===== Source material =====
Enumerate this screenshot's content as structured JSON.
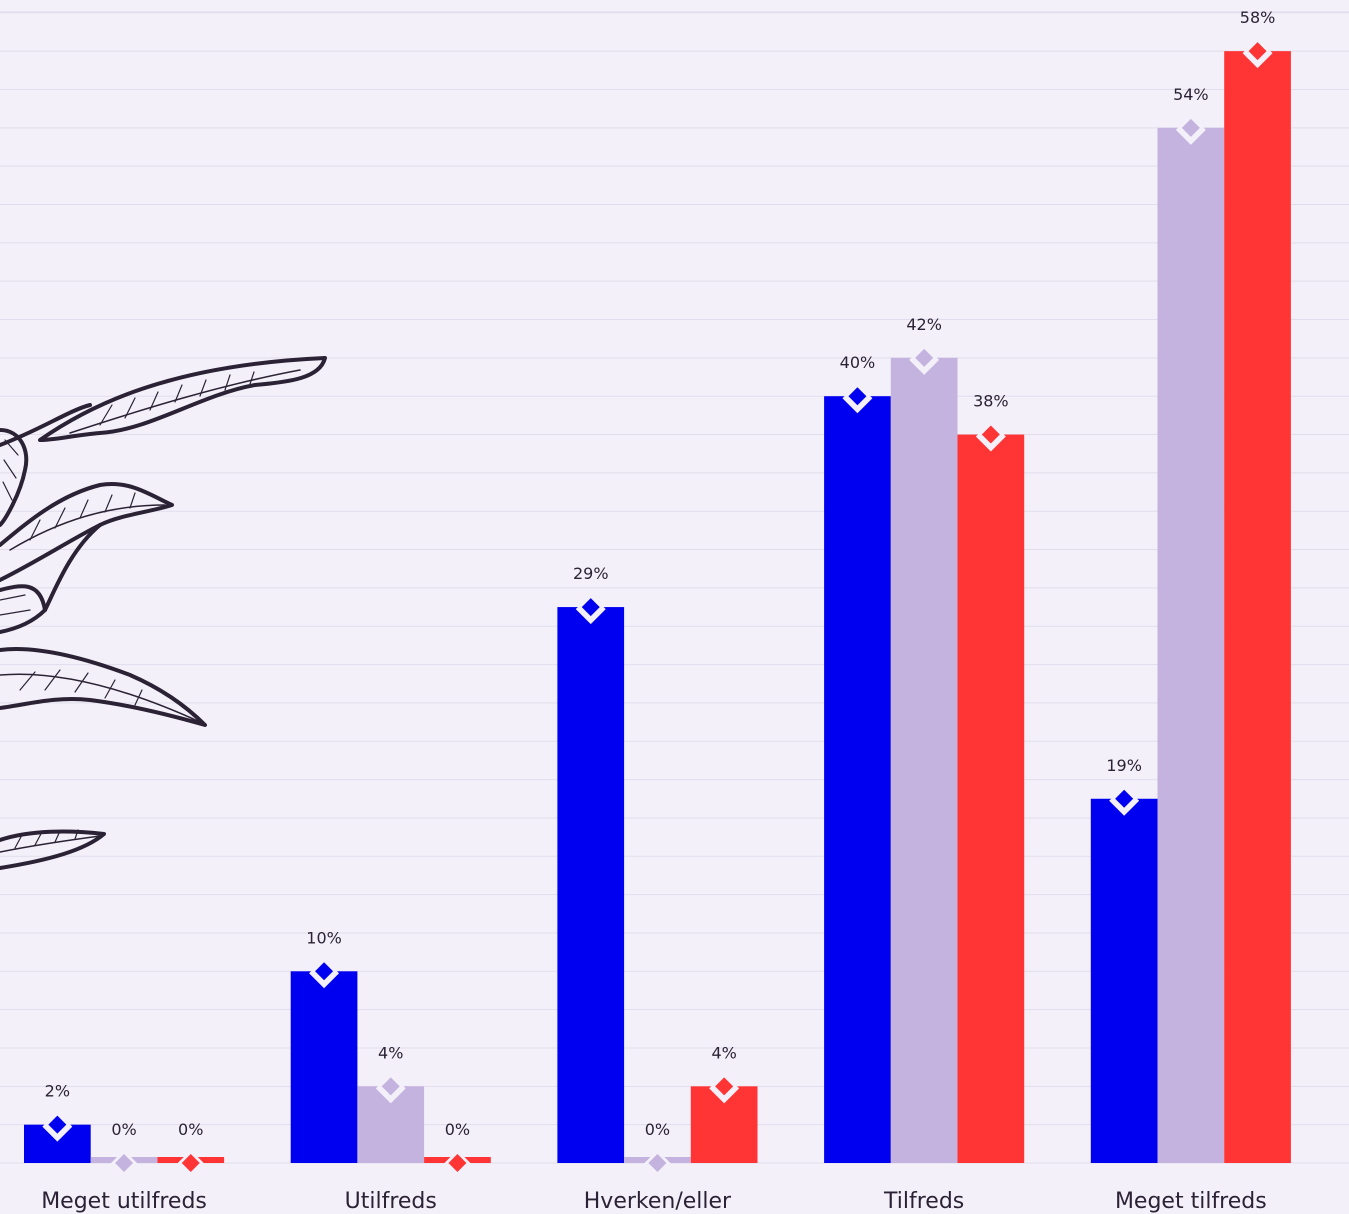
{
  "chart_data": {
    "type": "bar",
    "categories": [
      "Meget utilfreds",
      "Utilfreds",
      "Hverken/eller",
      "Tilfreds",
      "Meget tilfreds"
    ],
    "series": [
      {
        "values": [
          2,
          10,
          29,
          40,
          19
        ],
        "color": "#0000f0"
      },
      {
        "values": [
          0,
          4,
          0,
          42,
          54
        ],
        "color": "#c4b2df"
      },
      {
        "values": [
          0,
          0,
          4,
          38,
          58
        ],
        "color": "#ff3535"
      }
    ],
    "value_labels": [
      [
        "2%",
        "10%",
        "29%",
        "40%",
        "19%"
      ],
      [
        "0%",
        "4%",
        "0%",
        "42%",
        "54%"
      ],
      [
        "0%",
        "0%",
        "4%",
        "38%",
        "58%"
      ]
    ],
    "ylim": [
      0,
      60
    ],
    "grid": true,
    "legend": "none",
    "colors": {
      "background": "#f3f0f9",
      "grid": "#e2ddec",
      "text": "#2b2335",
      "illustration": "#2b2335"
    },
    "decoration": "leaf-illustration"
  }
}
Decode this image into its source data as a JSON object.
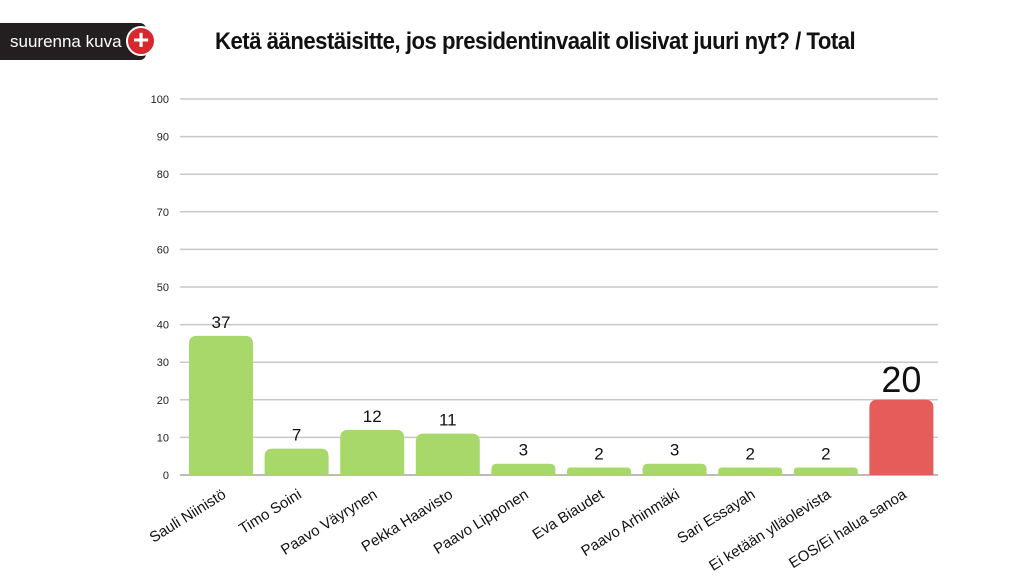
{
  "zoom_button": {
    "label": "suurenna kuva",
    "icon": "plus-icon"
  },
  "chart_data": {
    "type": "bar",
    "title": "Ketä äänestäisitte, jos presidentinvaalit olisivat juuri nyt? / Total",
    "categories": [
      "Sauli Niinistö",
      "Timo Soini",
      "Paavo Väyrynen",
      "Pekka Haavisto",
      "Paavo Lipponen",
      "Eva Biaudet",
      "Paavo Arhinmäki",
      "Sari Essayah",
      "Ei ketään ylläolevista",
      "EOS/Ei halua sanoa"
    ],
    "values": [
      37,
      7,
      12,
      11,
      3,
      2,
      3,
      2,
      2,
      20
    ],
    "colors": [
      "#a8d86a",
      "#a8d86a",
      "#a8d86a",
      "#a8d86a",
      "#a8d86a",
      "#a8d86a",
      "#a8d86a",
      "#a8d86a",
      "#a8d86a",
      "#e55c5a"
    ],
    "ylim": [
      0,
      100
    ],
    "yticks": [
      0,
      10,
      20,
      30,
      40,
      50,
      60,
      70,
      80,
      90,
      100
    ],
    "grid": true,
    "xlabel": "",
    "ylabel": ""
  }
}
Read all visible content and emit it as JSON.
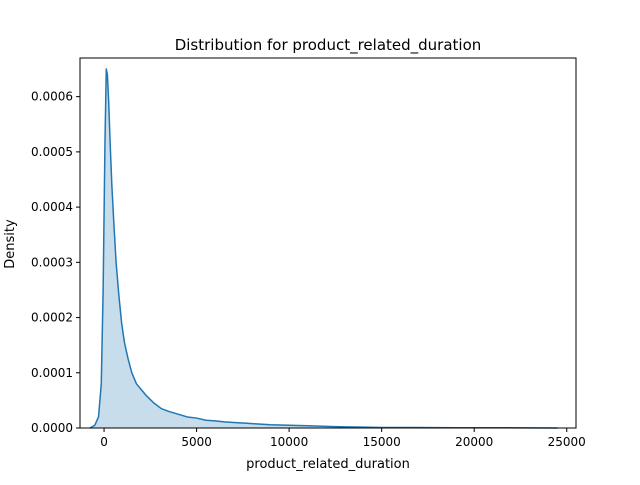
{
  "chart_data": {
    "type": "area",
    "title": "Distribution for product_related_duration",
    "xlabel": "product_related_duration",
    "ylabel": "Density",
    "xlim": [
      -1300,
      25500
    ],
    "ylim": [
      0,
      0.00067
    ],
    "xticks": [
      0,
      5000,
      10000,
      15000,
      20000,
      25000
    ],
    "yticks": [
      0.0,
      0.0001,
      0.0002,
      0.0003,
      0.0004,
      0.0005,
      0.0006
    ],
    "ytick_labels": [
      "0.0000",
      "0.0001",
      "0.0002",
      "0.0003",
      "0.0004",
      "0.0005",
      "0.0006"
    ],
    "grid": false,
    "series": [
      {
        "line_color": "#1f77b4",
        "fill_color": "#1f77b4",
        "fill_opacity": 0.25,
        "x": [
          -760,
          -500,
          -300,
          -150,
          -50,
          50,
          120,
          180,
          250,
          330,
          420,
          530,
          650,
          800,
          950,
          1100,
          1300,
          1500,
          1750,
          2000,
          2300,
          2700,
          3100,
          3500,
          4000,
          4500,
          5000,
          5500,
          6000,
          6500,
          7000,
          7500,
          8000,
          9000,
          10000,
          11000,
          12000,
          13000,
          14000,
          15000,
          17000,
          19000,
          21000,
          23000,
          24500
        ],
        "y": [
          0,
          5e-06,
          2e-05,
          8e-05,
          0.00025,
          0.00052,
          0.00065,
          0.00064,
          0.00059,
          0.000515,
          0.00044,
          0.00037,
          0.0003,
          0.00024,
          0.00019,
          0.000155,
          0.000125,
          0.0001,
          8e-05,
          7e-05,
          5.8e-05,
          4.5e-05,
          3.5e-05,
          3e-05,
          2.5e-05,
          2e-05,
          1.8e-05,
          1.4e-05,
          1.3e-05,
          1.1e-05,
          1e-05,
          9e-06,
          8e-06,
          6e-06,
          5e-06,
          4e-06,
          3e-06,
          2e-06,
          1.5e-06,
          1e-06,
          8e-07,
          5e-07,
          4e-07,
          3e-07,
          0
        ]
      }
    ]
  }
}
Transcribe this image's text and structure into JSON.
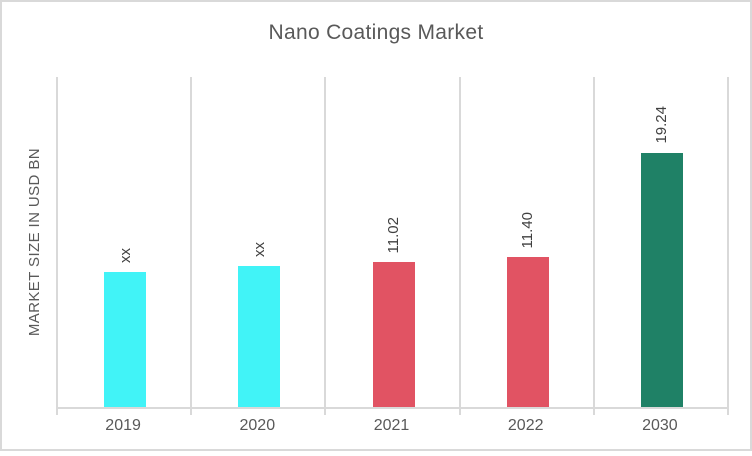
{
  "page": {
    "background": "#FFFFFF",
    "frame_border_color": "#D9D9D9"
  },
  "chart_data": {
    "type": "bar",
    "title": "Nano Coatings Market",
    "xlabel": "",
    "ylabel": "MARKET SIZE IN USD BN",
    "categories": [
      "2019",
      "2020",
      "2021",
      "2022",
      "2030"
    ],
    "values": [
      10.2,
      10.7,
      11.02,
      11.4,
      19.24
    ],
    "data_labels": [
      "xx",
      "xx",
      "11.02",
      "11.40",
      "19.24"
    ],
    "bar_colors": [
      "#41F3F7",
      "#41F3F7",
      "#E15363",
      "#E15363",
      "#1F8166"
    ],
    "ylim": [
      0,
      25
    ],
    "grid": "vertical category separator lines, no horizontal gridlines",
    "legend_position": "none",
    "data_label_orientation": "rotated 90 degrees (reads bottom to top)",
    "colors": {
      "axis_line": "#D9D9D9",
      "title_text": "#595959",
      "axis_tick_text": "#595959",
      "y_title_text": "#595959",
      "data_label_text": "#404040",
      "cyan_bar": "#41F3F7",
      "red_bar": "#E15363",
      "green_bar": "#1F8166"
    }
  }
}
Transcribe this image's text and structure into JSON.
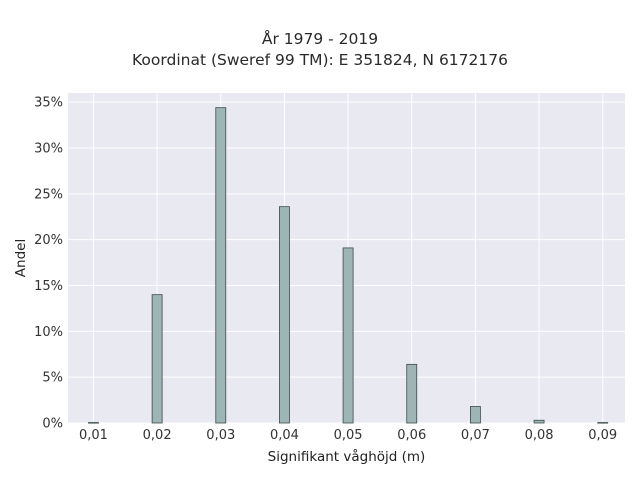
=====
- [Instructions to follow]: Reproduce the whole listing exactly, but not the images in it.

- [The answer]:
Enumerate this screenshot's content as structured JSON.
{
  "chart_data": {
    "type": "bar",
    "categories": [
      "Meget utilfreds",
      "Utilfreds",
      "Hverken/eller",
      "Tilfreds",
      "Meget tilfreds"
    ],
    "series": [
      {
        "values": [
          2,
          10,
          29,
          40,
          19
        ],
        "color": "#0000f0"
      },
      {
        "values": [
          0,
          4,
          0,
          42,
          54
        ],
        "color": "#c4b2df"
      },
      {
        "values": [
          0,
          0,
          4,
          38,
          58
        ],
        "color": "#ff3535"
      }
    ],
    "value_labels": [
      [
        "2%",
        "10%",
        "29%",
        "40%",
        "19%"
      ],
      [
        "0%",
        "4%",
        "0%",
        "42%",
        "54%"
      ],
      [
        "0%",
        "0%",
        "4%",
        "38%",
        "58%"
      ]
    ],
    "ylim": [
      0,
      60
    ],
    "grid": true,
    "legend": "none",
    "colors": {
      "background": "#f3f0f9",
      "grid": "#e2ddec",
      "text": "#2b2335",
      "illustration": "#2b2335"
    },
    "decoration": "leaf-illustration"
  }
}
Decode this image into its source data as a JSON object.
{
  "zoom_button": {
    "label": "suurenna kuva",
    "icon": "plus-icon"
  },
  "chart_data": {
    "type": "bar",
    "title": "Ketä äänestäisitte, jos presidentinvaalit olisivat juuri nyt? / Total",
    "categories": [
      "Sauli Niinistö",
      "Timo Soini",
      "Paavo Väyrynen",
      "Pekka Haavisto",
      "Paavo Lipponen",
      "Eva Biaudet",
      "Paavo Arhinmäki",
      "Sari Essayah",
      "Ei ketään ylläolevista",
      "EOS/Ei halua sanoa"
    ],
    "values": [
      37,
      7,
      12,
      11,
      3,
      2,
      3,
      2,
      2,
      20
    ],
    "colors": [
      "#a8d86a",
      "#a8d86a",
      "#a8d86a",
      "#a8d86a",
      "#a8d86a",
      "#a8d86a",
      "#a8d86a",
      "#a8d86a",
      "#a8d86a",
      "#e55c5a"
    ],
    "ylim": [
      0,
      100
    ],
    "yticks": [
      0,
      10,
      20,
      30,
      40,
      50,
      60,
      70,
      80,
      90,
      100
    ],
    "grid": true,
    "xlabel": "",
    "ylabel": ""
  }
}
Read all visible content and emit it as JSON.
{
  "chart_data": {
    "type": "area",
    "title": "Distribution for product_related_duration",
    "xlabel": "product_related_duration",
    "ylabel": "Density",
    "xlim": [
      -1300,
      25500
    ],
    "ylim": [
      0,
      0.00067
    ],
    "xticks": [
      0,
      5000,
      10000,
      15000,
      20000,
      25000
    ],
    "yticks": [
      0.0,
      0.0001,
      0.0002,
      0.0003,
      0.0004,
      0.0005,
      0.0006
    ],
    "ytick_labels": [
      "0.0000",
      "0.0001",
      "0.0002",
      "0.0003",
      "0.0004",
      "0.0005",
      "0.0006"
    ],
    "grid": false,
    "series": [
      {
        "line_color": "#1f77b4",
        "fill_color": "#1f77b4",
        "fill_opacity": 0.25,
        "x": [
          -760,
          -500,
          -300,
          -150,
          -50,
          50,
          120,
          180,
          250,
          330,
          420,
          530,
          650,
          800,
          950,
          1100,
          1300,
          1500,
          1750,
          2000,
          2300,
          2700,
          3100,
          3500,
          4000,
          4500,
          5000,
          5500,
          6000,
          6500,
          7000,
          7500,
          8000,
          9000,
          10000,
          11000,
          12000,
          13000,
          14000,
          15000,
          17000,
          19000,
          21000,
          23000,
          24500
        ],
        "y": [
          0,
          5e-06,
          2e-05,
          8e-05,
          0.00025,
          0.00052,
          0.00065,
          0.00064,
          0.00059,
          0.000515,
          0.00044,
          0.00037,
          0.0003,
          0.00024,
          0.00019,
          0.000155,
          0.000125,
          0.0001,
          8e-05,
          7e-05,
          5.8e-05,
          4.5e-05,
          3.5e-05,
          3e-05,
          2.5e-05,
          2e-05,
          1.8e-05,
          1.4e-05,
          1.3e-05,
          1.1e-05,
          1e-05,
          9e-06,
          8e-06,
          6e-06,
          5e-06,
          4e-06,
          3e-06,
          2e-06,
          1.5e-06,
          1e-06,
          8e-07,
          5e-07,
          4e-07,
          3e-07,
          0
        ]
      }
    ]
  }
}
Transcribe this image's text and structure into JSON.
{
  "page": {
    "background": "#FFFFFF",
    "frame_border_color": "#D9D9D9"
  },
  "chart_data": {
    "type": "bar",
    "title": "Nano Coatings Market",
    "xlabel": "",
    "ylabel": "MARKET SIZE IN USD BN",
    "categories": [
      "2019",
      "2020",
      "2021",
      "2022",
      "2030"
    ],
    "values": [
      10.2,
      10.7,
      11.02,
      11.4,
      19.24
    ],
    "data_labels": [
      "xx",
      "xx",
      "11.02",
      "11.40",
      "19.24"
    ],
    "bar_colors": [
      "#41F3F7",
      "#41F3F7",
      "#E15363",
      "#E15363",
      "#1F8166"
    ],
    "ylim": [
      0,
      25
    ],
    "grid": "vertical category separator lines, no horizontal gridlines",
    "legend_position": "none",
    "data_label_orientation": "rotated 90 degrees (reads bottom to top)",
    "colors": {
      "axis_line": "#D9D9D9",
      "title_text": "#595959",
      "axis_tick_text": "#595959",
      "y_title_text": "#595959",
      "data_label_text": "#404040",
      "cyan_bar": "#41F3F7",
      "red_bar": "#E15363",
      "green_bar": "#1F8166"
    }
  }
}
Transcribe this image's text and structure into JSON.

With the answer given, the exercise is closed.